> **INSTRUCTIONS FOR THE TASK**
Leave out the pictures, then reproduce the rest of the material exactly.

> **STORED DATA**
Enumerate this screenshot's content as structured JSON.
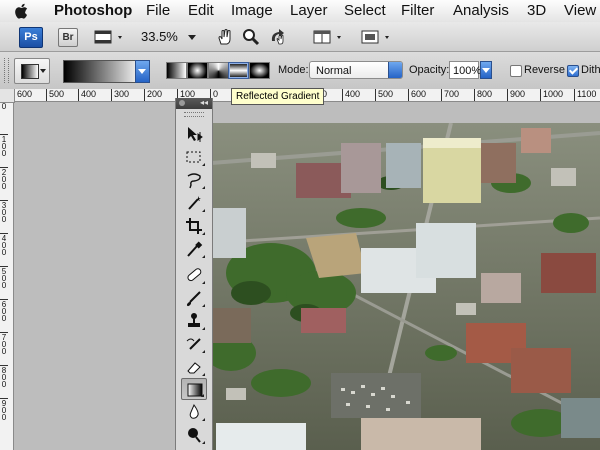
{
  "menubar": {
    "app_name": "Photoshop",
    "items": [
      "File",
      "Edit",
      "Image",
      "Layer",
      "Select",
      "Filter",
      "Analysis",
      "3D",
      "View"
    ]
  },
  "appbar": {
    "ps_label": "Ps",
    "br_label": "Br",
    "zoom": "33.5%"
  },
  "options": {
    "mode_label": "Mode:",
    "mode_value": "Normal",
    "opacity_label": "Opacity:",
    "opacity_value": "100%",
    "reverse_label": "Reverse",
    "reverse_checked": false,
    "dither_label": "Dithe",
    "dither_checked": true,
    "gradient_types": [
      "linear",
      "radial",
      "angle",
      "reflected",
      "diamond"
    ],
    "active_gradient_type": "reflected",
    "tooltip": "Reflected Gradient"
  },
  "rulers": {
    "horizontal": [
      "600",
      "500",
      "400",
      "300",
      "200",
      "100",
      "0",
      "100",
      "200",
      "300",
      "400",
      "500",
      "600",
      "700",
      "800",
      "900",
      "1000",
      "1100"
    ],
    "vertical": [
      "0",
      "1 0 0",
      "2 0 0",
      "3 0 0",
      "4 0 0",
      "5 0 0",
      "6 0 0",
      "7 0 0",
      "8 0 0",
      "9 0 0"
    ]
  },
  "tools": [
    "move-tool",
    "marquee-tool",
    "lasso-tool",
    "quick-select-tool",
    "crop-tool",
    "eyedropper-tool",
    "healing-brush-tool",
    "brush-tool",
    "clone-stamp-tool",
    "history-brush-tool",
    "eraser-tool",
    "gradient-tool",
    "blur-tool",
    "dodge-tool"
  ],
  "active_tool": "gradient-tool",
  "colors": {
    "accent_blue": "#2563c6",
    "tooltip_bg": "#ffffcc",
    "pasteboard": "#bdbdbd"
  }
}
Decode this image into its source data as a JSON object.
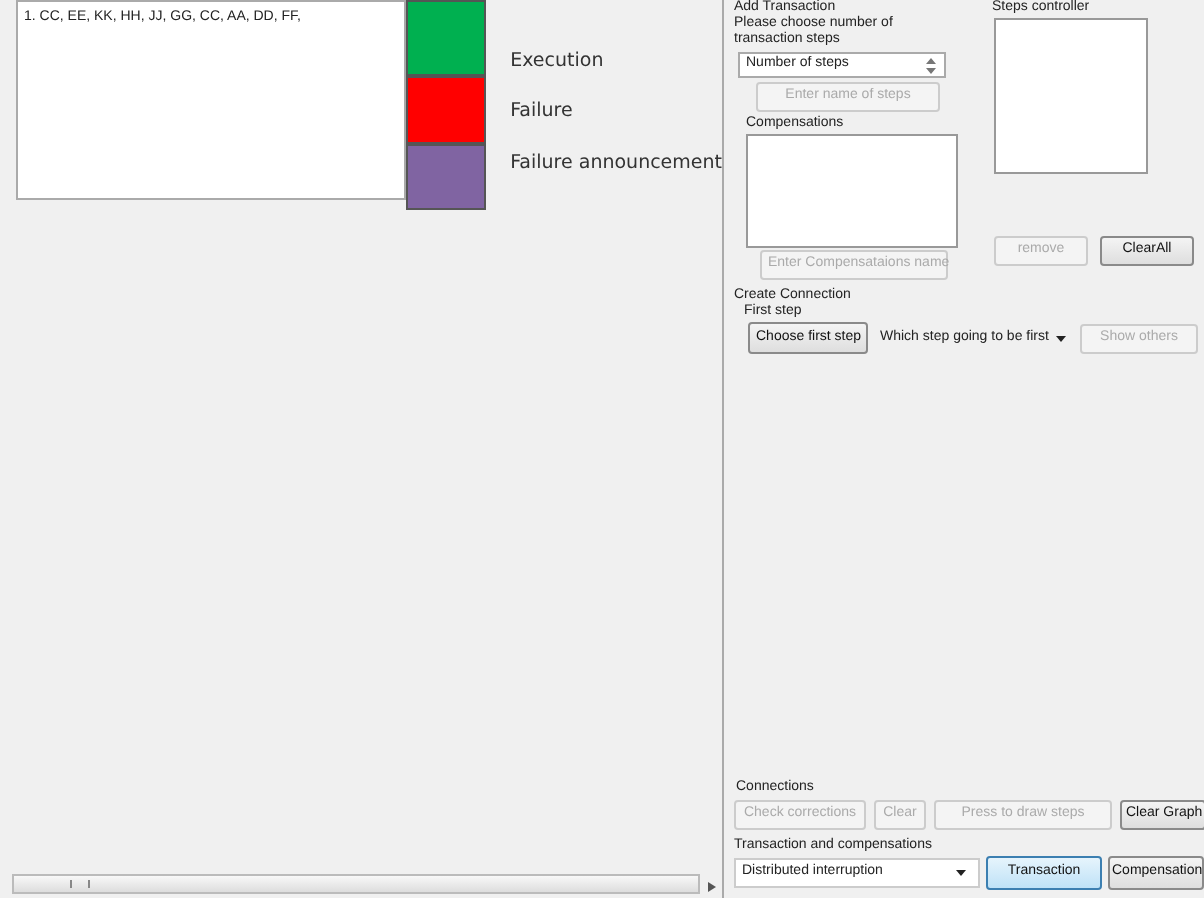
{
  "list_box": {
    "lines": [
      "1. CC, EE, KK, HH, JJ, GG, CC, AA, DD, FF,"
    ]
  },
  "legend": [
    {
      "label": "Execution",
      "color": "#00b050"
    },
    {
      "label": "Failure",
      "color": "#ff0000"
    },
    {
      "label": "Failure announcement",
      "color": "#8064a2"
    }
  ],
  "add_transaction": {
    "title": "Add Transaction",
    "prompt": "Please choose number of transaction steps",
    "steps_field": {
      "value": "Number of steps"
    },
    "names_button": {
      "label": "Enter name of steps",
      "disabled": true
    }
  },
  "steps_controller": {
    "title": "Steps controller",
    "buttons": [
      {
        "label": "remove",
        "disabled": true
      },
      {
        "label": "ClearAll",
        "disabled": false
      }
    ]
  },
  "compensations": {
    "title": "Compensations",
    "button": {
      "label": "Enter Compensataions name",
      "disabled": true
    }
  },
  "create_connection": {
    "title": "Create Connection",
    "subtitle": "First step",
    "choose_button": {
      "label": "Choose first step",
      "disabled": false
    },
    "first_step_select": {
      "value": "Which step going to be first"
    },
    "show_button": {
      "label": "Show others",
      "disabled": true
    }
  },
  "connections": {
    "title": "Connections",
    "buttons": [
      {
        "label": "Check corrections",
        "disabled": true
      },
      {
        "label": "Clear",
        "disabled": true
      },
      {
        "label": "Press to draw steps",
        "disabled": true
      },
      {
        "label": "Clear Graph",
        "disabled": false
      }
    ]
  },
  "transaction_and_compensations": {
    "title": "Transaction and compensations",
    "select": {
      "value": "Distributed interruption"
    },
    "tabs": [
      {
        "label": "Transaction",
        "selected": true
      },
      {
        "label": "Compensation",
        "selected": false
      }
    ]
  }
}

> **RESPONSE TO THE EXERCISE**
Enumerate this screenshot's content as structured JSON.
{
  "menubar": {
    "app_name": "Photoshop",
    "items": [
      "File",
      "Edit",
      "Image",
      "Layer",
      "Select",
      "Filter",
      "Analysis",
      "3D",
      "View"
    ]
  },
  "appbar": {
    "ps_label": "Ps",
    "br_label": "Br",
    "zoom": "33.5%"
  },
  "options": {
    "mode_label": "Mode:",
    "mode_value": "Normal",
    "opacity_label": "Opacity:",
    "opacity_value": "100%",
    "reverse_label": "Reverse",
    "reverse_checked": false,
    "dither_label": "Dithe",
    "dither_checked": true,
    "gradient_types": [
      "linear",
      "radial",
      "angle",
      "reflected",
      "diamond"
    ],
    "active_gradient_type": "reflected",
    "tooltip": "Reflected Gradient"
  },
  "rulers": {
    "horizontal": [
      "600",
      "500",
      "400",
      "300",
      "200",
      "100",
      "0",
      "100",
      "200",
      "300",
      "400",
      "500",
      "600",
      "700",
      "800",
      "900",
      "1000",
      "1100"
    ],
    "vertical": [
      "0",
      "1 0 0",
      "2 0 0",
      "3 0 0",
      "4 0 0",
      "5 0 0",
      "6 0 0",
      "7 0 0",
      "8 0 0",
      "9 0 0"
    ]
  },
  "tools": [
    "move-tool",
    "marquee-tool",
    "lasso-tool",
    "quick-select-tool",
    "crop-tool",
    "eyedropper-tool",
    "healing-brush-tool",
    "brush-tool",
    "clone-stamp-tool",
    "history-brush-tool",
    "eraser-tool",
    "gradient-tool",
    "blur-tool",
    "dodge-tool"
  ],
  "active_tool": "gradient-tool",
  "colors": {
    "accent_blue": "#2563c6",
    "tooltip_bg": "#ffffcc",
    "pasteboard": "#bdbdbd"
  }
}
Decode this image into its source data as a JSON object.
{
  "list_box": {
    "lines": [
      "1. CC, EE, KK, HH, JJ, GG, CC, AA, DD, FF,"
    ]
  },
  "legend": [
    {
      "label": "Execution",
      "color": "#00b050"
    },
    {
      "label": "Failure",
      "color": "#ff0000"
    },
    {
      "label": "Failure announcement",
      "color": "#8064a2"
    }
  ],
  "add_transaction": {
    "title": "Add Transaction",
    "prompt": "Please choose number of transaction steps",
    "steps_field": {
      "value": "Number of steps"
    },
    "names_button": {
      "label": "Enter name of steps",
      "disabled": true
    }
  },
  "steps_controller": {
    "title": "Steps controller",
    "buttons": [
      {
        "label": "remove",
        "disabled": true
      },
      {
        "label": "ClearAll",
        "disabled": false
      }
    ]
  },
  "compensations": {
    "title": "Compensations",
    "button": {
      "label": "Enter Compensataions name",
      "disabled": true
    }
  },
  "create_connection": {
    "title": "Create Connection",
    "subtitle": "First step",
    "choose_button": {
      "label": "Choose first step",
      "disabled": false
    },
    "first_step_select": {
      "value": "Which step going to be first"
    },
    "show_button": {
      "label": "Show others",
      "disabled": true
    }
  },
  "connections": {
    "title": "Connections",
    "buttons": [
      {
        "label": "Check corrections",
        "disabled": true
      },
      {
        "label": "Clear",
        "disabled": true
      },
      {
        "label": "Press to draw steps",
        "disabled": true
      },
      {
        "label": "Clear Graph",
        "disabled": false
      }
    ]
  },
  "transaction_and_compensations": {
    "title": "Transaction and compensations",
    "select": {
      "value": "Distributed interruption"
    },
    "tabs": [
      {
        "label": "Transaction",
        "selected": true
      },
      {
        "label": "Compensation",
        "selected": false
      }
    ]
  }
}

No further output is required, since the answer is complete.